Task brief: Restate each line word for word. Leave out every picture.

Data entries

"""

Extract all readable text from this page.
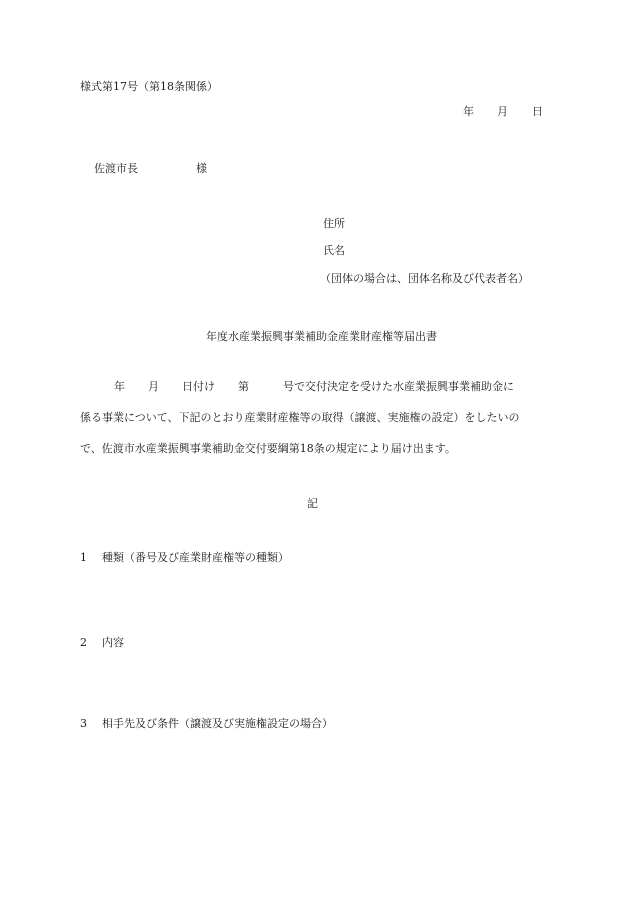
様式第17号（第18条関係）
年 月 日
佐渡市長	様
住所
氏名
（団体の場合は、団体名称及び代表者名）
年度水産業振興事業補助金産業財産権等届出書
年 月 日付け 第	号で交付決定を受けた水産業振興事業補助金に
係る事業について、下記のとおり産業財産権等の取得（譲渡、実施権の設定）をしたいの
で、佐渡市水産業振興事業補助金交付要綱第18条の規定により届け出ます。
記
1 種類（番号及び産業財産権等の種類）
2 内容
3 相手先及び条件（譲渡及び実施権設定の場合）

"""

Exercise response:
Extract all readable text from this page.
様式第17号（第18条関係）
年 月 日
佐渡市長	様
住所
氏名
（団体の場合は、団体名称及び代表者名）
年度水産業振興事業補助金産業財産権等届出書
年 月 日付け 第	号で交付決定を受けた水産業振興事業補助金に
係る事業について、下記のとおり産業財産権等の取得（譲渡、実施権の設定）をしたいの
で、佐渡市水産業振興事業補助金交付要綱第18条の規定により届け出ます。
記
1 種類（番号及び産業財産権等の種類）
2 内容
3 相手先及び条件（譲渡及び実施権設定の場合）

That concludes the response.